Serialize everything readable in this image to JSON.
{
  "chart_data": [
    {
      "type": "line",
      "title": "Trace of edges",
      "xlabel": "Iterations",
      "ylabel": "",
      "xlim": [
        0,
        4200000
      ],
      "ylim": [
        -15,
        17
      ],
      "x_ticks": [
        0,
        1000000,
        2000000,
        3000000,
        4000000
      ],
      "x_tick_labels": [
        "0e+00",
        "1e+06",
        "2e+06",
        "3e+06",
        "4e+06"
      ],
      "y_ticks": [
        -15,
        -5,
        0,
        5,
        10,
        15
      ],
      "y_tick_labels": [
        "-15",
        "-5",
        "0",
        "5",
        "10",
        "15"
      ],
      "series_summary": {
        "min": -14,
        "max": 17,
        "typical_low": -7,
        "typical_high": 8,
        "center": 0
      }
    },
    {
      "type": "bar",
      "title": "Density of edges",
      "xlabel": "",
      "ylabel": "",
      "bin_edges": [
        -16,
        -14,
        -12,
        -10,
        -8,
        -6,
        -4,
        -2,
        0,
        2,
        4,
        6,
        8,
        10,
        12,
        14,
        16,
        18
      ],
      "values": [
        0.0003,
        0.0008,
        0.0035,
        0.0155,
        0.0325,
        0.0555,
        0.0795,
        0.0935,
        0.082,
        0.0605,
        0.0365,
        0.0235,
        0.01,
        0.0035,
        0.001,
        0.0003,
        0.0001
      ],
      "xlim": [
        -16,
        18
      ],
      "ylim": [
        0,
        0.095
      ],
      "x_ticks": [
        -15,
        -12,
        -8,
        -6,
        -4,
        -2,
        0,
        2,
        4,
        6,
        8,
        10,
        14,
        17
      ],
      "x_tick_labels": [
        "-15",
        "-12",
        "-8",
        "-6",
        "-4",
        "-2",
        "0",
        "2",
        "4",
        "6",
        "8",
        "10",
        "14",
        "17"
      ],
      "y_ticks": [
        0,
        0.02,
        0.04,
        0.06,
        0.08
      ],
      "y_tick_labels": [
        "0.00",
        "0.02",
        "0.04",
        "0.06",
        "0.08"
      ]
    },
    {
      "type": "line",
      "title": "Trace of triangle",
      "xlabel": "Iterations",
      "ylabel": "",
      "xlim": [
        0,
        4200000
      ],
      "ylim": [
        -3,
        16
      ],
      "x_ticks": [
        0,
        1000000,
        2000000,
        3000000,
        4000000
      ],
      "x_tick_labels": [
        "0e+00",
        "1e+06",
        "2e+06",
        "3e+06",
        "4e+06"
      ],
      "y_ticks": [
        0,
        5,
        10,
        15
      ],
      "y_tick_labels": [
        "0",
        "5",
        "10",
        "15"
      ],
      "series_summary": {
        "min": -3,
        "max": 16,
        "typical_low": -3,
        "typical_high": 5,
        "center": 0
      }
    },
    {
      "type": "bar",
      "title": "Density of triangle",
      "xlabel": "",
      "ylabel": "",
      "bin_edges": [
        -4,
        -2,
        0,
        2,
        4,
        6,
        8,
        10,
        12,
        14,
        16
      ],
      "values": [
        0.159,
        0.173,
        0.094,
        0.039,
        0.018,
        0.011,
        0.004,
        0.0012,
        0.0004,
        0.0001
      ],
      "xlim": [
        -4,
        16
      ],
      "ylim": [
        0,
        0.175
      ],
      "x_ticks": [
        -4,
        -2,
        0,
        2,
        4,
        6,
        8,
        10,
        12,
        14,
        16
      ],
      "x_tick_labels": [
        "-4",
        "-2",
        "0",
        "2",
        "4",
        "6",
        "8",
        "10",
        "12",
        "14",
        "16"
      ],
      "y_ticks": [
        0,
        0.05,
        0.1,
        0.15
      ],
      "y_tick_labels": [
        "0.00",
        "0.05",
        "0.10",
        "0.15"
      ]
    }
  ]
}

◆ ◆ ◆ ◆ ◆

The task: Nothing in the data may differ; print all of it exactly as written.

Output:
Serialize everything readable in this image to JSON.
{
  "chart_data": [
    {
      "type": "line",
      "title": "Trace of edges",
      "xlabel": "Iterations",
      "ylabel": "",
      "xlim": [
        0,
        4200000
      ],
      "ylim": [
        -15,
        17
      ],
      "x_ticks": [
        0,
        1000000,
        2000000,
        3000000,
        4000000
      ],
      "x_tick_labels": [
        "0e+00",
        "1e+06",
        "2e+06",
        "3e+06",
        "4e+06"
      ],
      "y_ticks": [
        -15,
        -5,
        0,
        5,
        10,
        15
      ],
      "y_tick_labels": [
        "-15",
        "-5",
        "0",
        "5",
        "10",
        "15"
      ],
      "series_summary": {
        "min": -14,
        "max": 17,
        "typical_low": -7,
        "typical_high": 8,
        "center": 0
      }
    },
    {
      "type": "bar",
      "title": "Density of edges",
      "xlabel": "",
      "ylabel": "",
      "bin_edges": [
        -16,
        -14,
        -12,
        -10,
        -8,
        -6,
        -4,
        -2,
        0,
        2,
        4,
        6,
        8,
        10,
        12,
        14,
        16,
        18
      ],
      "values": [
        0.0003,
        0.0008,
        0.0035,
        0.0155,
        0.0325,
        0.0555,
        0.0795,
        0.0935,
        0.082,
        0.0605,
        0.0365,
        0.0235,
        0.01,
        0.0035,
        0.001,
        0.0003,
        0.0001
      ],
      "xlim": [
        -16,
        18
      ],
      "ylim": [
        0,
        0.095
      ],
      "x_ticks": [
        -15,
        -12,
        -8,
        -6,
        -4,
        -2,
        0,
        2,
        4,
        6,
        8,
        10,
        14,
        17
      ],
      "x_tick_labels": [
        "-15",
        "-12",
        "-8",
        "-6",
        "-4",
        "-2",
        "0",
        "2",
        "4",
        "6",
        "8",
        "10",
        "14",
        "17"
      ],
      "y_ticks": [
        0,
        0.02,
        0.04,
        0.06,
        0.08
      ],
      "y_tick_labels": [
        "0.00",
        "0.02",
        "0.04",
        "0.06",
        "0.08"
      ]
    },
    {
      "type": "line",
      "title": "Trace of triangle",
      "xlabel": "Iterations",
      "ylabel": "",
      "xlim": [
        0,
        4200000
      ],
      "ylim": [
        -3,
        16
      ],
      "x_ticks": [
        0,
        1000000,
        2000000,
        3000000,
        4000000
      ],
      "x_tick_labels": [
        "0e+00",
        "1e+06",
        "2e+06",
        "3e+06",
        "4e+06"
      ],
      "y_ticks": [
        0,
        5,
        10,
        15
      ],
      "y_tick_labels": [
        "0",
        "5",
        "10",
        "15"
      ],
      "series_summary": {
        "min": -3,
        "max": 16,
        "typical_low": -3,
        "typical_high": 5,
        "center": 0
      }
    },
    {
      "type": "bar",
      "title": "Density of triangle",
      "xlabel": "",
      "ylabel": "",
      "bin_edges": [
        -4,
        -2,
        0,
        2,
        4,
        6,
        8,
        10,
        12,
        14,
        16
      ],
      "values": [
        0.159,
        0.173,
        0.094,
        0.039,
        0.018,
        0.011,
        0.004,
        0.0012,
        0.0004,
        0.0001
      ],
      "xlim": [
        -4,
        16
      ],
      "ylim": [
        0,
        0.175
      ],
      "x_ticks": [
        -4,
        -2,
        0,
        2,
        4,
        6,
        8,
        10,
        12,
        14,
        16
      ],
      "x_tick_labels": [
        "-4",
        "-2",
        "0",
        "2",
        "4",
        "6",
        "8",
        "10",
        "12",
        "14",
        "16"
      ],
      "y_ticks": [
        0,
        0.05,
        0.1,
        0.15
      ],
      "y_tick_labels": [
        "0.00",
        "0.05",
        "0.10",
        "0.15"
      ]
    }
  ]
}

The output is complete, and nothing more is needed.